* **PROBLEM TO SOLVE**
Copy the records below exactly, from the line containing "Read this page and output its text content." through the last line, and leave out every picture.
-- RECORDS FOR THIS EXERCISE start --
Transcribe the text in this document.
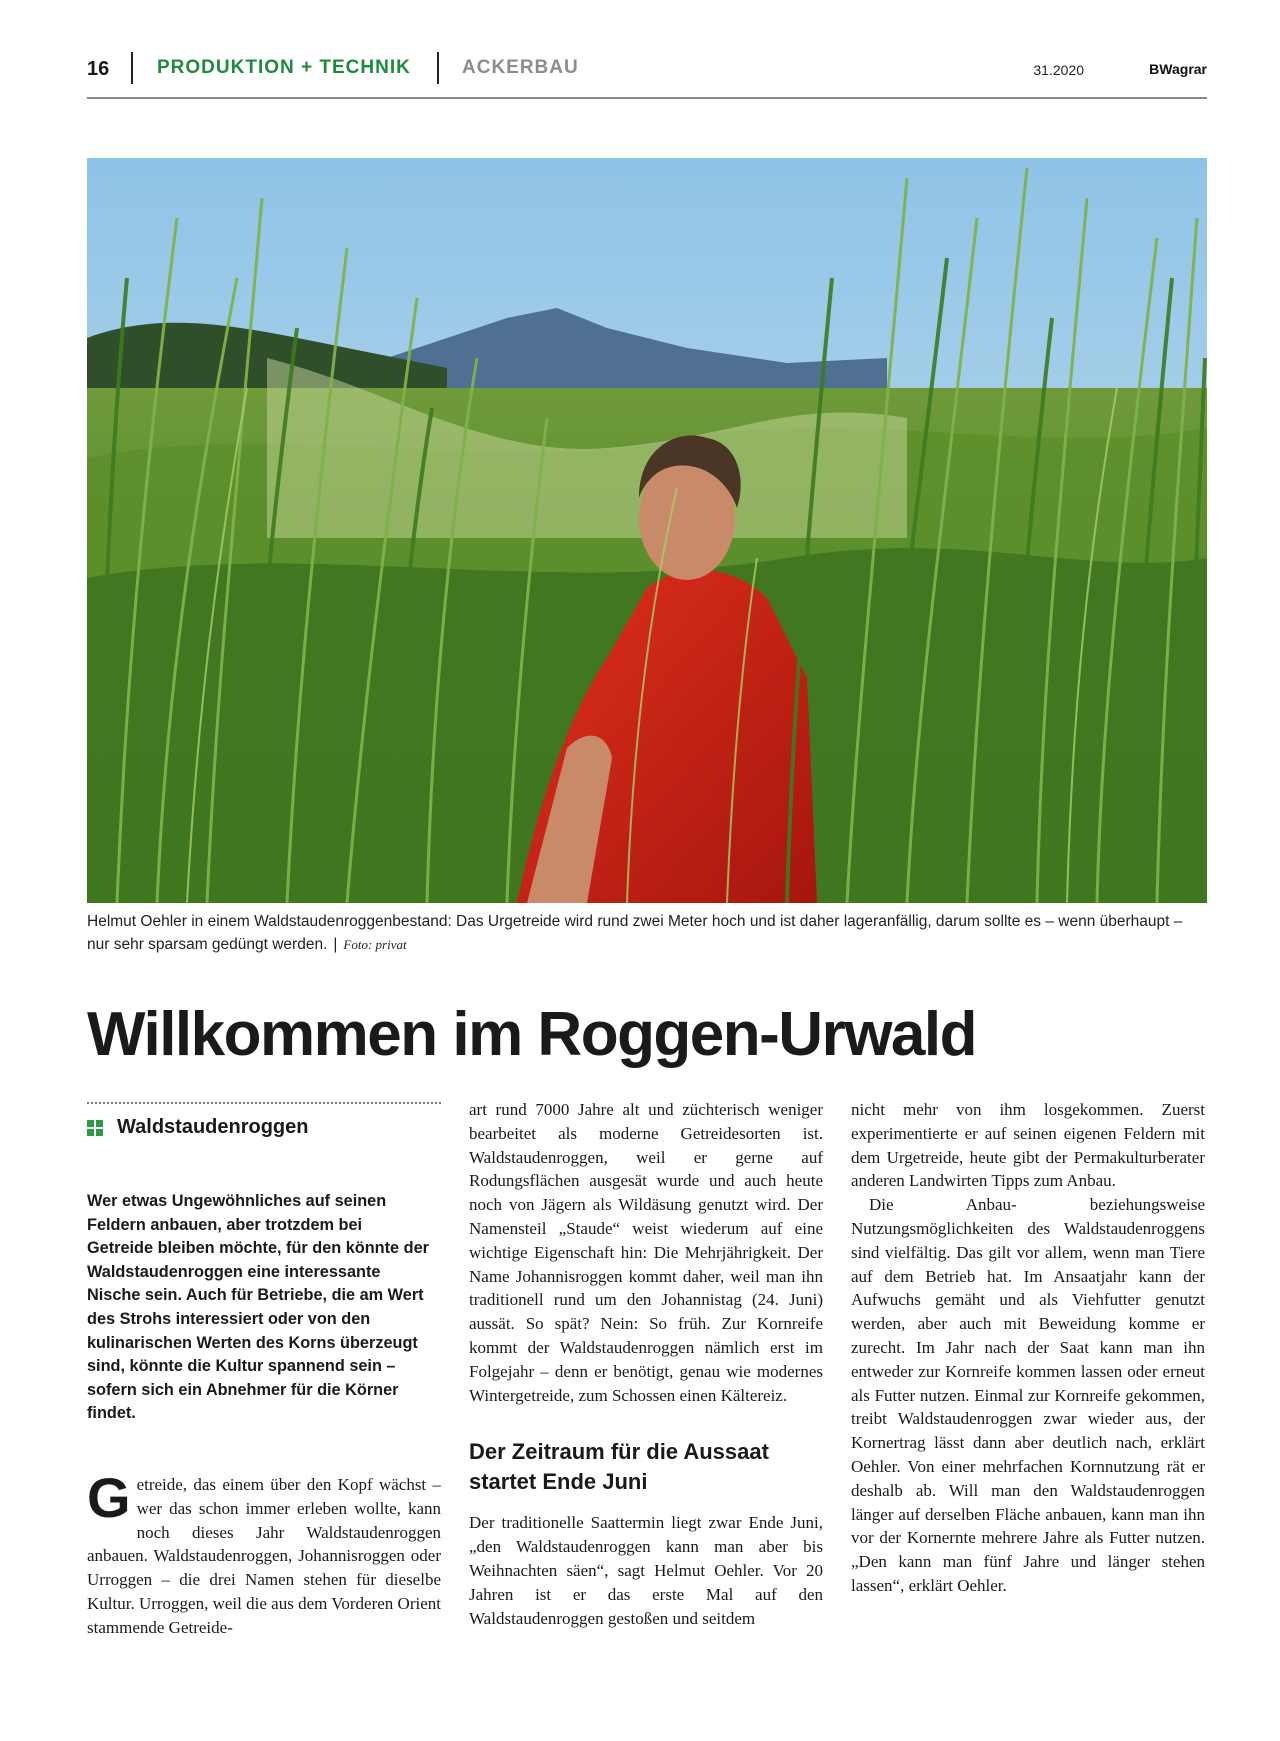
16	PRODUKTION + TECHNIK	ACKERBAU	31.2020	BWagrar
Helmut Oehler in einem Waldstaudenroggenbestand: Das Urgetreide wird rund zwei Meter hoch und ist daher lageranfällig, darum sollte es – wenn überhaupt – nur sehr sparsam gedüngt werden. | Foto: privat
Willkommen im Roggen-Urwald
Waldstaudenroggen
Wer etwas Ungewöhnliches auf seinen Feldern anbauen, aber trotzdem bei Getreide bleiben möchte, für den könnte der Waldstaudenroggen eine interessante Nische sein. Auch für Betriebe, die am Wert des Strohs interessiert oder von den kulinarischen Werten des Korns überzeugt sind, könnte die Kultur spannend sein – sofern sich ein Abnehmer für die Körner findet.
Getreide, das einem über den Kopf wächst – wer das schon immer erleben wollte, kann noch dieses Jahr Waldstaudenroggen anbauen. Waldstaudenroggen, Johannisroggen oder Urroggen – die drei Namen stehen für dieselbe Kultur. Urroggen, weil die aus dem Vorderen Orient stammende Getreide-

art rund 7000 Jahre alt und züchterisch weniger bearbeitet als moderne Getreidesorten ist. Waldstaudenroggen, weil er gerne auf Rodungsflächen ausgesät wurde und auch heute noch von Jägern als Wildäsung genutzt wird. Der Namensteil „Staude“ weist wiederum auf eine wichtige Eigenschaft hin: Die Mehrjährigkeit. Der Name Johannisroggen kommt daher, weil man ihn traditionell rund um den Johannistag (24. Juni) aussät. So spät? Nein: So früh. Zur Kornreife kommt der Waldstaudenroggen nämlich erst im Folgejahr – denn er benötigt, genau wie modernes Wintergetreide, zum Schossen einen Kältereiz.

Der Zeitraum für die Aussaat startet Ende Juni

Der traditionelle Saattermin liegt zwar Ende Juni, „den Waldstaudenroggen kann man aber bis Weihnachten säen“, sagt Helmut Oehler. Vor 20 Jahren ist er das erste Mal auf den Waldstaudenroggen gestoßen und seitdem

nicht mehr von ihm losgekommen. Zuerst experimentierte er auf seinen eigenen Feldern mit dem Urgetreide, heute gibt der Permakulturberater anderen Landwirten Tipps zum Anbau.

Die Anbau- beziehungsweise Nutzungsmöglichkeiten des Waldstaudenroggens sind vielfältig. Das gilt vor allem, wenn man Tiere auf dem Betrieb hat. Im Ansaatjahr kann der Aufwuchs gemäht und als Viehfutter genutzt werden, aber auch mit Beweidung komme er zurecht. Im Jahr nach der Saat kann man ihn entweder zur Kornreife kommen lassen oder erneut als Futter nutzen. Einmal zur Kornreife gekommen, treibt Waldstaudenroggen zwar wieder aus, der Kornertrag lässt dann aber deutlich nach, erklärt Oehler. Von einer mehrfachen Kornnutzung rät er deshalb ab. Will man den Waldstaudenroggen länger auf derselben Fläche anbauen, kann man ihn vor der Kornernte mehrere Jahre als Futter nutzen. „Den kann man fünf Jahre und länger stehen lassen“, erklärt Oehler.
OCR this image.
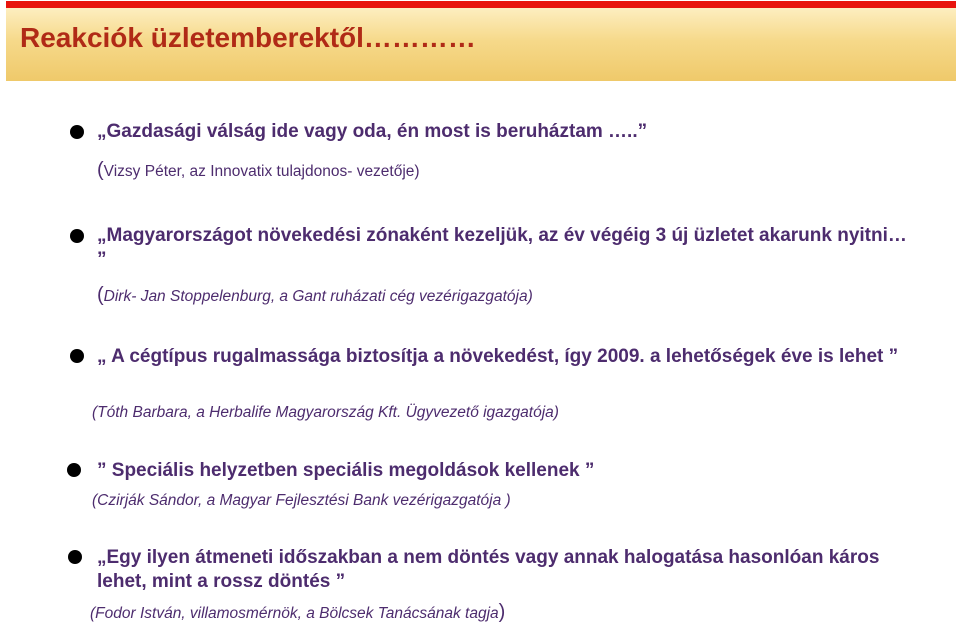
Reakciók üzletemberektől…………

„Gazdasági válság ide vagy oda, én most is beruháztam …..”

(Vizsy Péter, az Innovatix tulajdonos- vezetője)

„Magyarországot növekedési zónaként kezeljük, az év végéig 3 új üzletet akarunk nyitni… ”

(Dirk- Jan Stoppelenburg, a Gant ruházati cég vezérigazgatója)

„ A cégtípus rugalmassága biztosítja a növekedést, így 2009. a lehetőségek éve is lehet ”

(Tóth Barbara, a Herbalife Magyarország Kft. Ügyvezető igazgatója)

” Speciális helyzetben speciális megoldások kellenek ”

(Czirják Sándor, a Magyar Fejlesztési Bank vezérigazgatója )

„Egy ilyen átmeneti időszakban a nem döntés vagy annak halogatása hasonlóan káros lehet, mint a rossz döntés ”

(Fodor István, villamosmérnök, a Bölcsek Tanácsának tagja)
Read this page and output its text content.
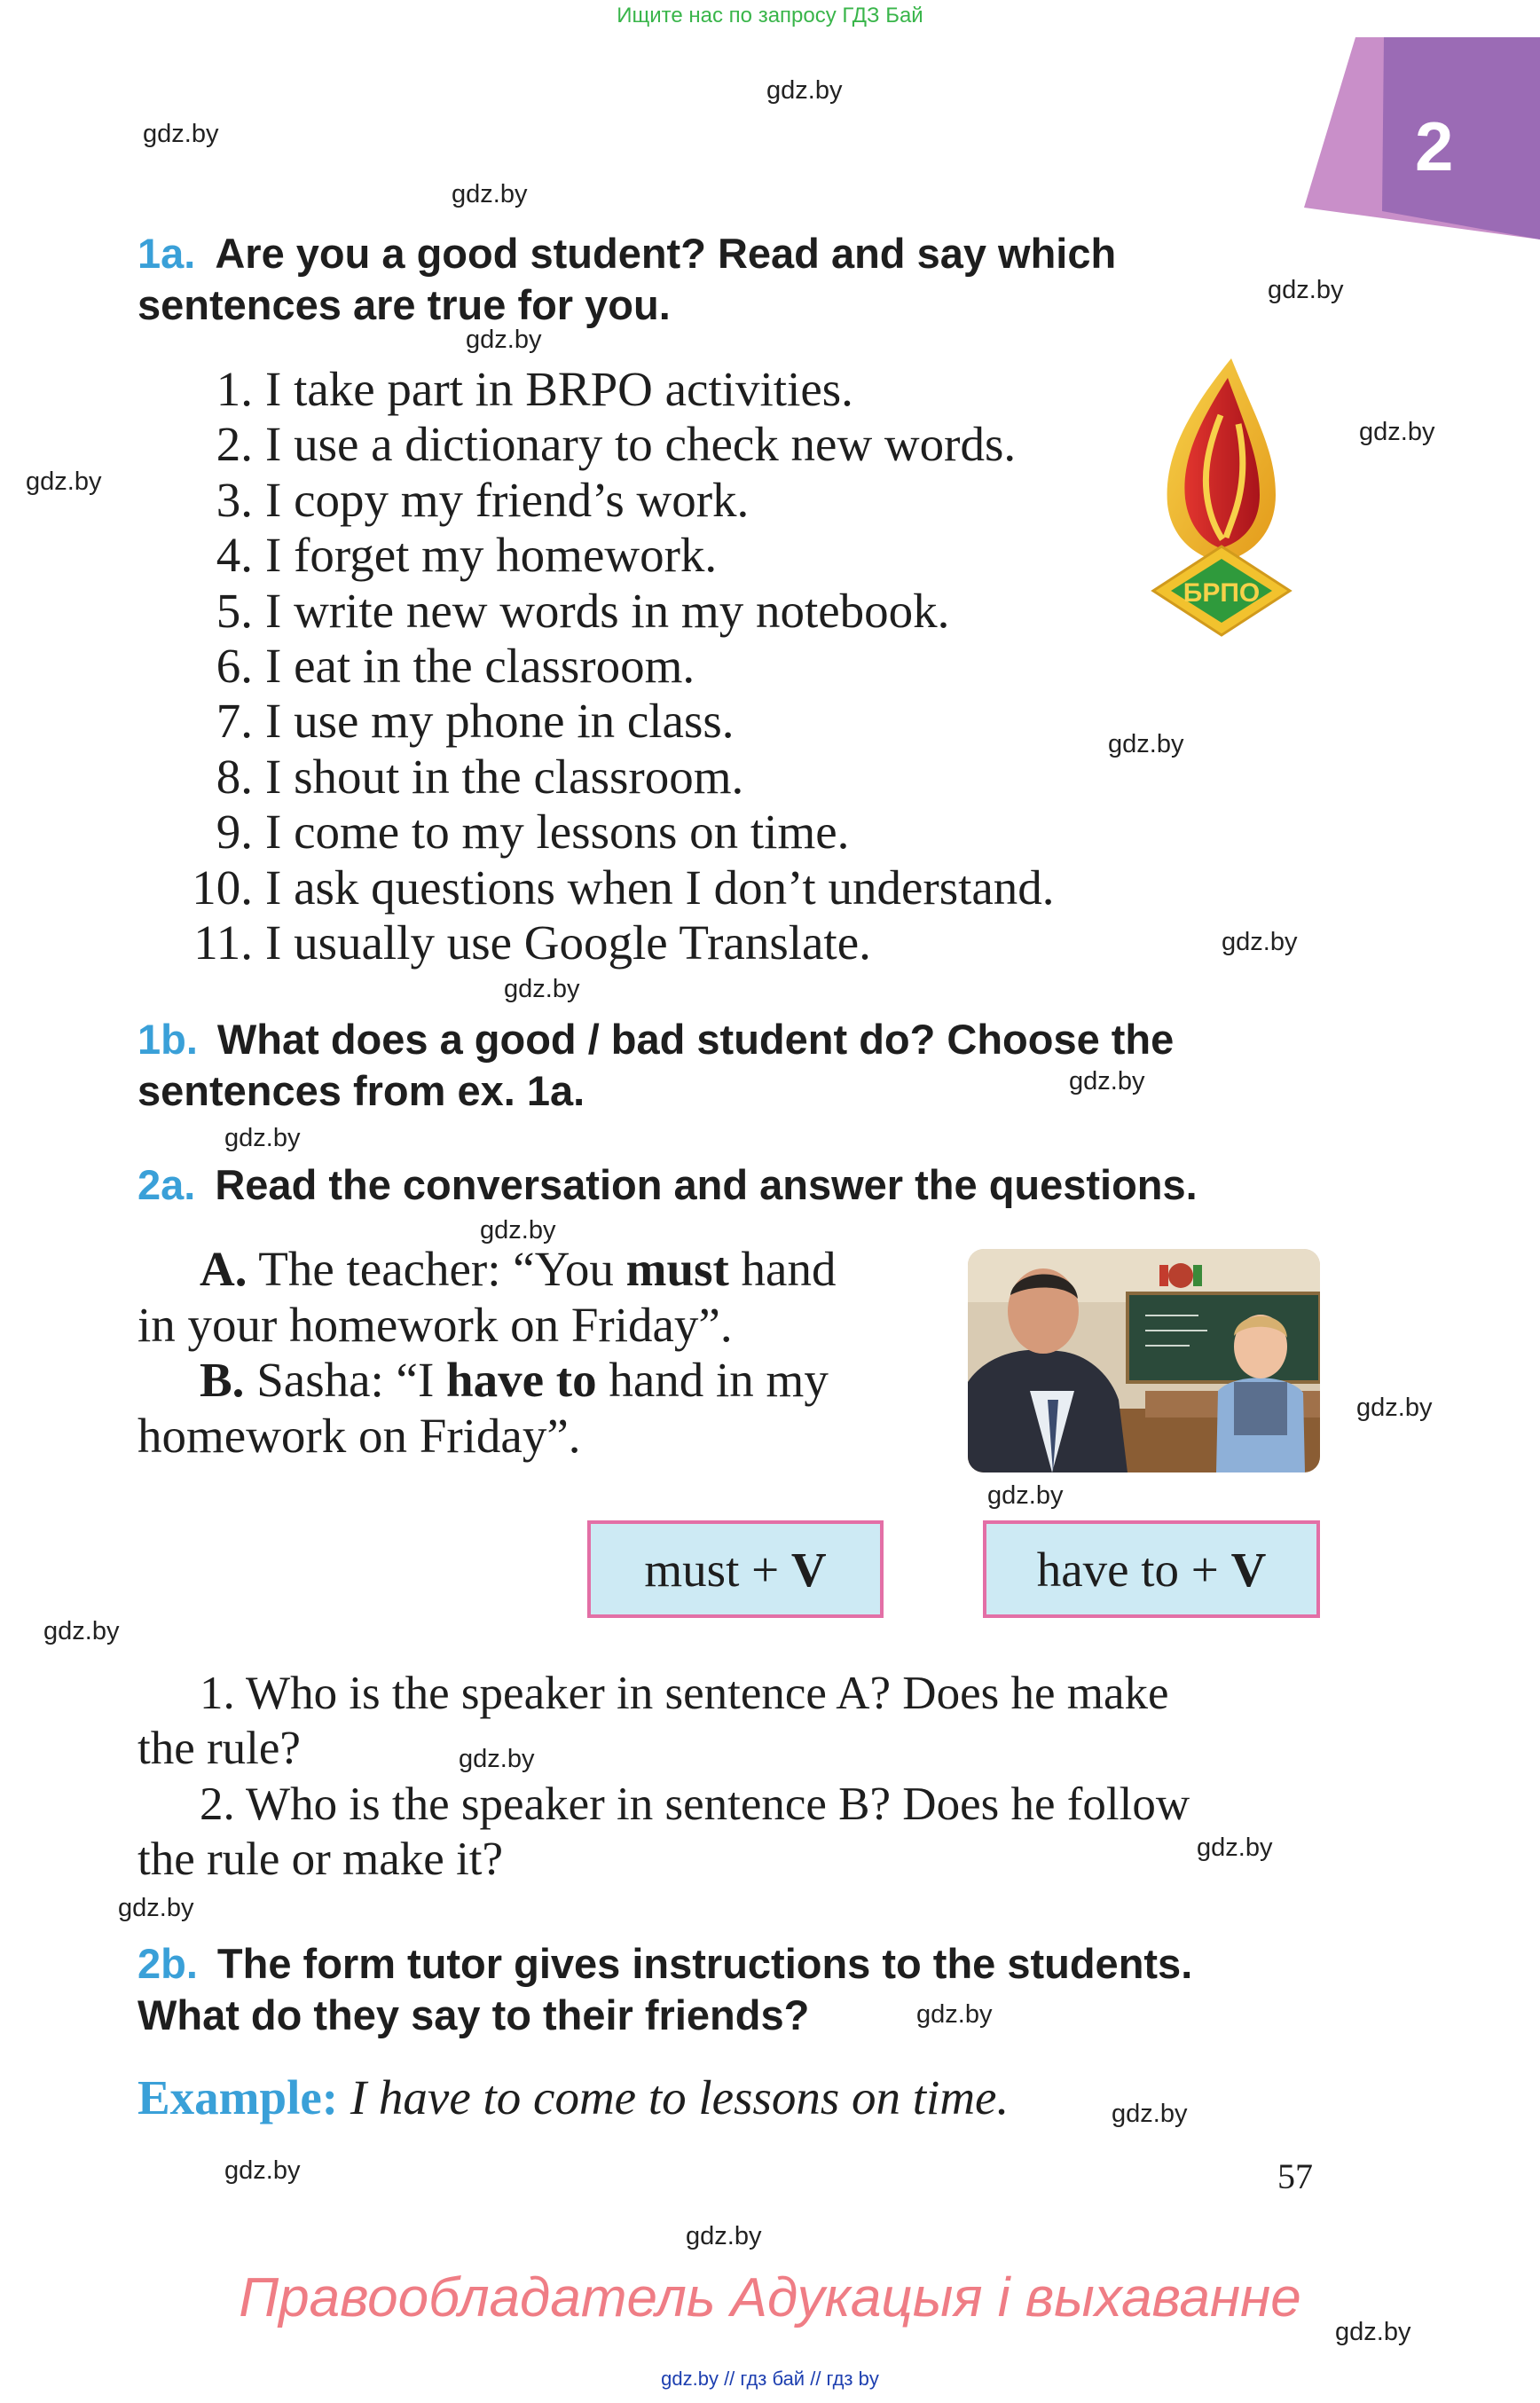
Ищите нас по запросу ГДЗ Бай
2
gdz.by
gdz.by
gdz.by
gdz.by
gdz.by
gdz.by
gdz.by
gdz.by
gdz.by
gdz.by
gdz.by
gdz.by
gdz.by
gdz.by
gdz.by
gdz.by
gdz.by
gdz.by
gdz.by
gdz.by
gdz.by
gdz.by
gdz.by
gdz.by
1a. Are you a good student? Read and say which
sentences are true for you.
1. I take part in BRPO activities.
2. I use a dictionary to check new words.
3. I copy my friend’s work.
4. I forget my homework.
5. I write new words in my notebook.
6. I eat in the classroom.
7. I use my phone in class.
8. I shout in the classroom.
9. I come to my lessons on time.
10. I ask questions when I don’t understand.
11. I usually use Google Translate.
БРПО
1b. What does a good / bad student do? Choose the
sentences from ex. 1a.
2a. Read the conversation and answer the questions.
A. The teacher: “You must hand
in your homework on Friday”.
B. Sasha: “I have to hand in my
homework on Friday”.
must +
V	have to +
V
1. Who is the speaker in sentence A? Does he make
the rule?
2. Who is the speaker in sentence B? Does he follow
the rule or make it?
2b. The form tutor gives instructions to the students.
What do they say to their friends?
Example: I have to come to lessons on time.
57
Правообладатель Адукацыя і выхаванне
gdz.by // гдз бай // гдз by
-- RECORDS FOR THIS EXERCISE end --
* **EXERCISE ANSWER**
Read this page and output its text content.
Ищите нас по запросу ГДЗ Бай
2
gdz.by
gdz.by
gdz.by
gdz.by
gdz.by
gdz.by
gdz.by
gdz.by
gdz.by
gdz.by
gdz.by
gdz.by
gdz.by
gdz.by
gdz.by
gdz.by
gdz.by
gdz.by
gdz.by
gdz.by
gdz.by
gdz.by
gdz.by
gdz.by
1a. Are you a good student? Read and say which
sentences are true for you.
1. I take part in BRPO activities.
2. I use a dictionary to check new words.
3. I copy my friend’s work.
4. I forget my homework.
5. I write new words in my notebook.
6. I eat in the classroom.
7. I use my phone in class.
8. I shout in the classroom.
9. I come to my lessons on time.
10. I ask questions when I don’t understand.
11. I usually use Google Translate.
БРПО
1b. What does a good / bad student do? Choose the
sentences from ex. 1a.
2a. Read the conversation and answer the questions.
A. The teacher: “You must hand
in your homework on Friday”.
B. Sasha: “I have to hand in my
homework on Friday”.
must +
V	have to +
V
1. Who is the speaker in sentence A? Does he make
the rule?
2. Who is the speaker in sentence B? Does he follow
the rule or make it?
2b. The form tutor gives instructions to the students.
What do they say to their friends?
Example: I have to come to lessons on time.
57
Правообладатель Адукацыя і выхаванне
gdz.by // гдз бай // гдз by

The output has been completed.